Stored records
—————
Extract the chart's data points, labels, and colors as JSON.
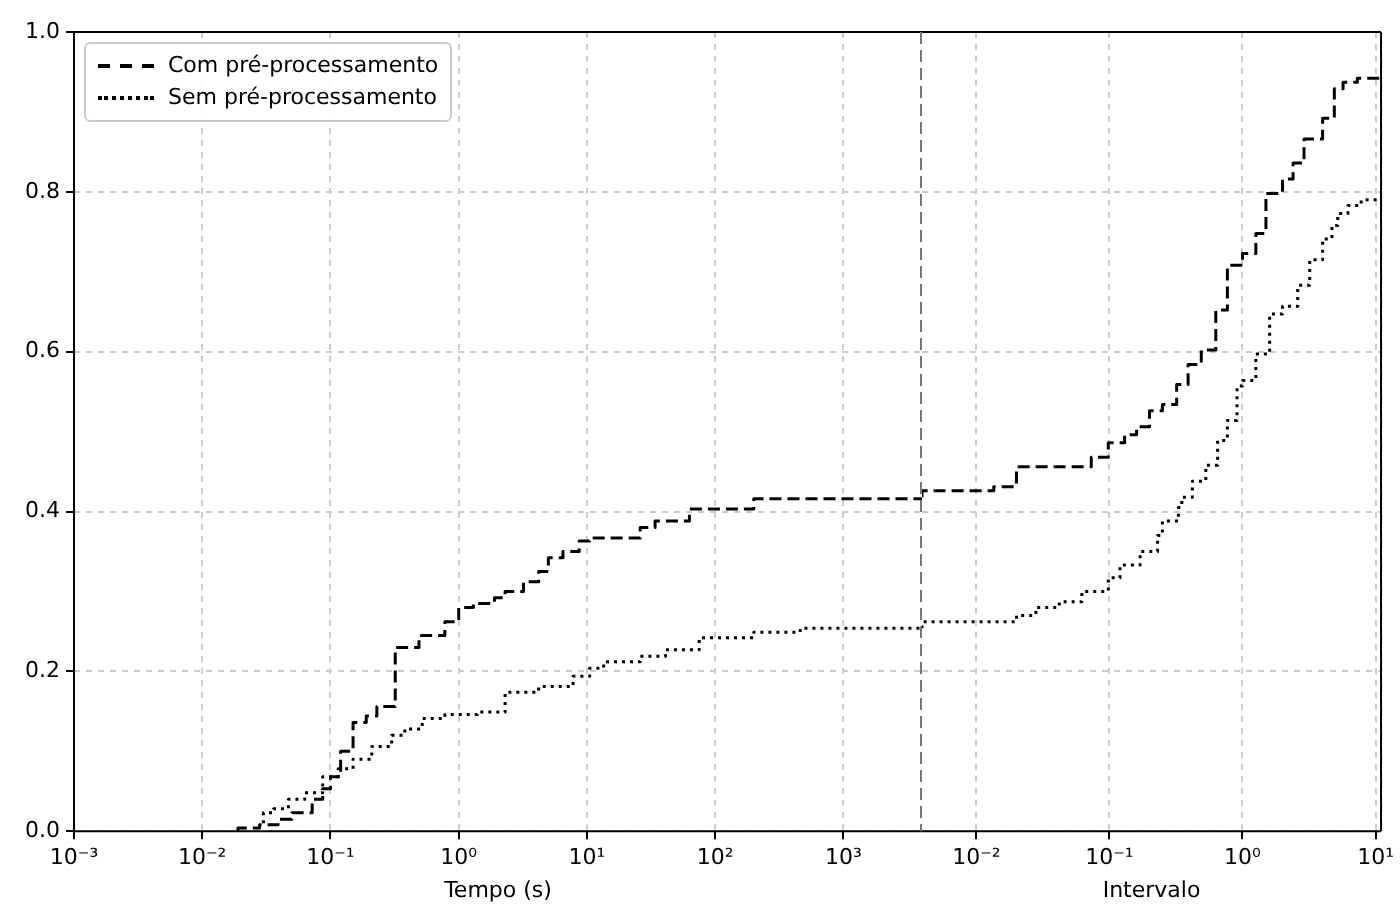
{
  "chart_data": [
    {
      "type": "step",
      "xlabel": "Tempo (s)",
      "log": "x",
      "xlim": [
        0.001,
        4100
      ],
      "ylim": [
        0,
        1
      ],
      "xticks": [
        {
          "value": 0.001,
          "label": "10⁻³"
        },
        {
          "value": 0.01,
          "label": "10⁻²"
        },
        {
          "value": 0.1,
          "label": "10⁻¹"
        },
        {
          "value": 1,
          "label": "10⁰"
        },
        {
          "value": 10,
          "label": "10¹"
        },
        {
          "value": 100,
          "label": "10²"
        },
        {
          "value": 1000,
          "label": "10³"
        }
      ],
      "yticks": [
        {
          "value": 0,
          "label": "0.0"
        },
        {
          "value": 0.2,
          "label": "0.2"
        },
        {
          "value": 0.4,
          "label": "0.4"
        },
        {
          "value": 0.6,
          "label": "0.6"
        },
        {
          "value": 0.8,
          "label": "0.8"
        },
        {
          "value": 1,
          "label": "1.0"
        }
      ],
      "grid": true,
      "legend": "top left",
      "marker": "none",
      "series": [
        {
          "name": "Com pré-processamento",
          "color": "#000000",
          "line_style": "dashed",
          "x": [
            0.019,
            0.028,
            0.039,
            0.05,
            0.072,
            0.087,
            0.1,
            0.12,
            0.15,
            0.19,
            0.23,
            0.32,
            0.49,
            0.78,
            1.0,
            1.3,
            1.9,
            2.3,
            3.2,
            4.2,
            5.0,
            6.5,
            8.7,
            10.5,
            26,
            34,
            63,
            200,
            780,
            4100
          ],
          "values": [
            0,
            0.004,
            0.008,
            0.015,
            0.023,
            0.04,
            0.053,
            0.068,
            0.1,
            0.136,
            0.144,
            0.156,
            0.23,
            0.245,
            0.262,
            0.28,
            0.285,
            0.292,
            0.3,
            0.312,
            0.325,
            0.342,
            0.35,
            0.363,
            0.367,
            0.38,
            0.388,
            0.403,
            0.416,
            0.416
          ]
        },
        {
          "name": "Sem pré-processamento",
          "color": "#000000",
          "line_style": "dotted",
          "x": [
            0.03,
            0.036,
            0.047,
            0.063,
            0.087,
            0.115,
            0.15,
            0.21,
            0.3,
            0.38,
            0.52,
            0.78,
            1.4,
            2.3,
            4.2,
            7.8,
            10.5,
            13.5,
            26,
            41,
            75,
            200,
            460,
            2950,
            4100
          ],
          "values": [
            0.01,
            0.023,
            0.028,
            0.04,
            0.048,
            0.068,
            0.078,
            0.09,
            0.106,
            0.12,
            0.128,
            0.141,
            0.146,
            0.149,
            0.174,
            0.181,
            0.194,
            0.204,
            0.212,
            0.219,
            0.227,
            0.242,
            0.249,
            0.254,
            0.254
          ]
        }
      ]
    },
    {
      "type": "step",
      "xlabel": "Intervalo",
      "log": "x",
      "xlim": [
        0.0039,
        11
      ],
      "ylim": [
        0,
        1
      ],
      "xticks": [
        {
          "value": 0.01,
          "label": "10⁻²"
        },
        {
          "value": 0.1,
          "label": "10⁻¹"
        },
        {
          "value": 1,
          "label": "10⁰"
        },
        {
          "value": 10,
          "label": "10¹"
        }
      ],
      "yticks": [
        0,
        0.2,
        0.4,
        0.6,
        0.8,
        1
      ],
      "tick_labels": "x",
      "grid": true,
      "marker": "none",
      "series": [
        {
          "color": "#000000",
          "line_style": "dashed",
          "x": [
            0.0039,
            0.0135,
            0.02,
            0.073,
            0.098,
            0.13,
            0.16,
            0.2,
            0.25,
            0.32,
            0.39,
            0.49,
            0.63,
            0.77,
            1.0,
            1.26,
            1.5,
            2.0,
            2.4,
            2.9,
            4.0,
            4.9,
            5.7,
            7.3,
            9.5,
            11
          ],
          "values": [
            0.418,
            0.426,
            0.431,
            0.456,
            0.468,
            0.486,
            0.496,
            0.506,
            0.526,
            0.534,
            0.559,
            0.584,
            0.602,
            0.652,
            0.708,
            0.723,
            0.748,
            0.798,
            0.816,
            0.836,
            0.866,
            0.892,
            0.929,
            0.937,
            0.942,
            0.942
          ]
        },
        {
          "color": "#000000",
          "line_style": "dotted",
          "x": [
            0.0039,
            0.02,
            0.028,
            0.042,
            0.062,
            0.098,
            0.12,
            0.17,
            0.23,
            0.25,
            0.33,
            0.35,
            0.42,
            0.53,
            0.65,
            0.77,
            0.91,
            1.0,
            1.26,
            1.6,
            2.0,
            2.6,
            3.2,
            4.0,
            4.7,
            5.2,
            6.2,
            7.8,
            9.5,
            11
          ],
          "values": [
            0.254,
            0.262,
            0.27,
            0.28,
            0.287,
            0.3,
            0.317,
            0.333,
            0.35,
            0.37,
            0.388,
            0.405,
            0.418,
            0.438,
            0.458,
            0.489,
            0.514,
            0.557,
            0.564,
            0.597,
            0.647,
            0.657,
            0.683,
            0.715,
            0.741,
            0.758,
            0.773,
            0.783,
            0.79,
            0.79
          ]
        }
      ]
    }
  ]
}
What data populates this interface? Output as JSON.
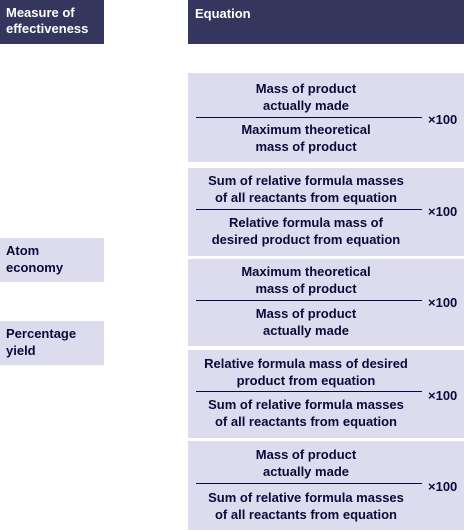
{
  "header": {
    "measure_line1": "Measure of",
    "measure_line2": "effectiveness",
    "equation": "Equation"
  },
  "measures": [
    {
      "line1": "Atom",
      "line2": "economy"
    },
    {
      "line1": "Percentage",
      "line2": "yield"
    }
  ],
  "equations": [
    {
      "numerator": [
        "Mass of product",
        "actually made"
      ],
      "denominator": [
        "Maximum theoretical",
        "mass of product"
      ],
      "multiplier": "×100"
    },
    {
      "numerator": [
        "Sum of relative formula masses",
        "of all reactants from equation"
      ],
      "denominator": [
        "Relative formula mass of",
        "desired product from equation"
      ],
      "multiplier": "×100"
    },
    {
      "numerator": [
        "Maximum theoretical",
        "mass of product"
      ],
      "denominator": [
        "Mass of product",
        "actually made"
      ],
      "multiplier": "×100"
    },
    {
      "numerator": [
        "Relative formula mass of desired",
        "product from equation"
      ],
      "denominator": [
        "Sum of relative formula masses",
        "of all reactants from equation"
      ],
      "multiplier": "×100"
    },
    {
      "numerator": [
        "Mass of product",
        "actually made"
      ],
      "denominator": [
        "Sum of relative formula masses",
        "of all reactants from equation"
      ],
      "multiplier": "×100"
    }
  ],
  "colors": {
    "header_bg": "#35365e",
    "cell_bg": "#dcdcee",
    "text": "#0a0a3a"
  }
}
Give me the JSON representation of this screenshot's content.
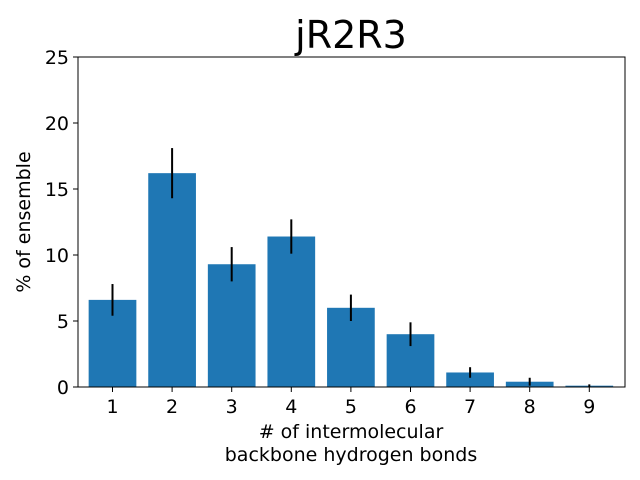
{
  "chart_data": {
    "type": "bar",
    "title": "jR2R3",
    "xlabel_lines": [
      "# of intermolecular",
      "backbone hydrogen bonds"
    ],
    "ylabel": "% of ensemble",
    "categories": [
      "1",
      "2",
      "3",
      "4",
      "5",
      "6",
      "7",
      "8",
      "9"
    ],
    "values": [
      6.6,
      16.2,
      9.3,
      11.4,
      6.0,
      4.0,
      1.1,
      0.4,
      0.1
    ],
    "errors": [
      1.2,
      1.9,
      1.3,
      1.3,
      1.0,
      0.9,
      0.4,
      0.3,
      0.1
    ],
    "ylim": [
      0,
      25
    ],
    "yticks": [
      0,
      5,
      10,
      15,
      20,
      25
    ],
    "grid": false,
    "colors": {
      "bar": "#1f77b4",
      "errorbar": "#000000",
      "axis": "#000000"
    }
  }
}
—————
Task prompt →
Leave out the pictures and print every line of the data exactly.

Exercise response →
Extract the chart's data points, labels, and colors as JSON.
{
  "chart_data": [
    {
      "type": "step",
      "xlabel": "Tempo (s)",
      "log": "x",
      "xlim": [
        0.001,
        4100
      ],
      "ylim": [
        0,
        1
      ],
      "xticks": [
        {
          "value": 0.001,
          "label": "10⁻³"
        },
        {
          "value": 0.01,
          "label": "10⁻²"
        },
        {
          "value": 0.1,
          "label": "10⁻¹"
        },
        {
          "value": 1,
          "label": "10⁰"
        },
        {
          "value": 10,
          "label": "10¹"
        },
        {
          "value": 100,
          "label": "10²"
        },
        {
          "value": 1000,
          "label": "10³"
        }
      ],
      "yticks": [
        {
          "value": 0,
          "label": "0.0"
        },
        {
          "value": 0.2,
          "label": "0.2"
        },
        {
          "value": 0.4,
          "label": "0.4"
        },
        {
          "value": 0.6,
          "label": "0.6"
        },
        {
          "value": 0.8,
          "label": "0.8"
        },
        {
          "value": 1,
          "label": "1.0"
        }
      ],
      "grid": true,
      "legend": "top left",
      "marker": "none",
      "series": [
        {
          "name": "Com pré-processamento",
          "color": "#000000",
          "line_style": "dashed",
          "x": [
            0.019,
            0.028,
            0.039,
            0.05,
            0.072,
            0.087,
            0.1,
            0.12,
            0.15,
            0.19,
            0.23,
            0.32,
            0.49,
            0.78,
            1.0,
            1.3,
            1.9,
            2.3,
            3.2,
            4.2,
            5.0,
            6.5,
            8.7,
            10.5,
            26,
            34,
            63,
            200,
            780,
            4100
          ],
          "values": [
            0,
            0.004,
            0.008,
            0.015,
            0.023,
            0.04,
            0.053,
            0.068,
            0.1,
            0.136,
            0.144,
            0.156,
            0.23,
            0.245,
            0.262,
            0.28,
            0.285,
            0.292,
            0.3,
            0.312,
            0.325,
            0.342,
            0.35,
            0.363,
            0.367,
            0.38,
            0.388,
            0.403,
            0.416,
            0.416
          ]
        },
        {
          "name": "Sem pré-processamento",
          "color": "#000000",
          "line_style": "dotted",
          "x": [
            0.03,
            0.036,
            0.047,
            0.063,
            0.087,
            0.115,
            0.15,
            0.21,
            0.3,
            0.38,
            0.52,
            0.78,
            1.4,
            2.3,
            4.2,
            7.8,
            10.5,
            13.5,
            26,
            41,
            75,
            200,
            460,
            2950,
            4100
          ],
          "values": [
            0.01,
            0.023,
            0.028,
            0.04,
            0.048,
            0.068,
            0.078,
            0.09,
            0.106,
            0.12,
            0.128,
            0.141,
            0.146,
            0.149,
            0.174,
            0.181,
            0.194,
            0.204,
            0.212,
            0.219,
            0.227,
            0.242,
            0.249,
            0.254,
            0.254
          ]
        }
      ]
    },
    {
      "type": "step",
      "xlabel": "Intervalo",
      "log": "x",
      "xlim": [
        0.0039,
        11
      ],
      "ylim": [
        0,
        1
      ],
      "xticks": [
        {
          "value": 0.01,
          "label": "10⁻²"
        },
        {
          "value": 0.1,
          "label": "10⁻¹"
        },
        {
          "value": 1,
          "label": "10⁰"
        },
        {
          "value": 10,
          "label": "10¹"
        }
      ],
      "yticks": [
        0,
        0.2,
        0.4,
        0.6,
        0.8,
        1
      ],
      "tick_labels": "x",
      "grid": true,
      "marker": "none",
      "series": [
        {
          "color": "#000000",
          "line_style": "dashed",
          "x": [
            0.0039,
            0.0135,
            0.02,
            0.073,
            0.098,
            0.13,
            0.16,
            0.2,
            0.25,
            0.32,
            0.39,
            0.49,
            0.63,
            0.77,
            1.0,
            1.26,
            1.5,
            2.0,
            2.4,
            2.9,
            4.0,
            4.9,
            5.7,
            7.3,
            9.5,
            11
          ],
          "values": [
            0.418,
            0.426,
            0.431,
            0.456,
            0.468,
            0.486,
            0.496,
            0.506,
            0.526,
            0.534,
            0.559,
            0.584,
            0.602,
            0.652,
            0.708,
            0.723,
            0.748,
            0.798,
            0.816,
            0.836,
            0.866,
            0.892,
            0.929,
            0.937,
            0.942,
            0.942
          ]
        },
        {
          "color": "#000000",
          "line_style": "dotted",
          "x": [
            0.0039,
            0.02,
            0.028,
            0.042,
            0.062,
            0.098,
            0.12,
            0.17,
            0.23,
            0.25,
            0.33,
            0.35,
            0.42,
            0.53,
            0.65,
            0.77,
            0.91,
            1.0,
            1.26,
            1.6,
            2.0,
            2.6,
            3.2,
            4.0,
            4.7,
            5.2,
            6.2,
            7.8,
            9.5,
            11
          ],
          "values": [
            0.254,
            0.262,
            0.27,
            0.28,
            0.287,
            0.3,
            0.317,
            0.333,
            0.35,
            0.37,
            0.388,
            0.405,
            0.418,
            0.438,
            0.458,
            0.489,
            0.514,
            0.557,
            0.564,
            0.597,
            0.647,
            0.657,
            0.683,
            0.715,
            0.741,
            0.758,
            0.773,
            0.783,
            0.79,
            0.79
          ]
        }
      ]
    }
  ]
}
What data populates this interface? Output as JSON.
{
  "header": {
    "measure_line1": "Measure of",
    "measure_line2": "effectiveness",
    "equation": "Equation"
  },
  "measures": [
    {
      "line1": "Atom",
      "line2": "economy"
    },
    {
      "line1": "Percentage",
      "line2": "yield"
    }
  ],
  "equations": [
    {
      "numerator": [
        "Mass of product",
        "actually made"
      ],
      "denominator": [
        "Maximum theoretical",
        "mass of product"
      ],
      "multiplier": "×100"
    },
    {
      "numerator": [
        "Sum of relative formula masses",
        "of all reactants from equation"
      ],
      "denominator": [
        "Relative formula mass of",
        "desired product from equation"
      ],
      "multiplier": "×100"
    },
    {
      "numerator": [
        "Maximum theoretical",
        "mass of product"
      ],
      "denominator": [
        "Mass of product",
        "actually made"
      ],
      "multiplier": "×100"
    },
    {
      "numerator": [
        "Relative formula mass of desired",
        "product from equation"
      ],
      "denominator": [
        "Sum of relative formula masses",
        "of all reactants from equation"
      ],
      "multiplier": "×100"
    },
    {
      "numerator": [
        "Mass of product",
        "actually made"
      ],
      "denominator": [
        "Sum of relative formula masses",
        "of all reactants from equation"
      ],
      "multiplier": "×100"
    }
  ],
  "colors": {
    "header_bg": "#35365e",
    "cell_bg": "#dcdcee",
    "text": "#0a0a3a"
  }
}
Give me the JSON representation of this screenshot's content.
{
  "chart_data": {
    "type": "bar",
    "title": "jR2R3",
    "xlabel_lines": [
      "# of intermolecular",
      "backbone hydrogen bonds"
    ],
    "ylabel": "% of ensemble",
    "categories": [
      "1",
      "2",
      "3",
      "4",
      "5",
      "6",
      "7",
      "8",
      "9"
    ],
    "values": [
      6.6,
      16.2,
      9.3,
      11.4,
      6.0,
      4.0,
      1.1,
      0.4,
      0.1
    ],
    "errors": [
      1.2,
      1.9,
      1.3,
      1.3,
      1.0,
      0.9,
      0.4,
      0.3,
      0.1
    ],
    "ylim": [
      0,
      25
    ],
    "yticks": [
      0,
      5,
      10,
      15,
      20,
      25
    ],
    "grid": false,
    "colors": {
      "bar": "#1f77b4",
      "errorbar": "#000000",
      "axis": "#000000"
    }
  }
}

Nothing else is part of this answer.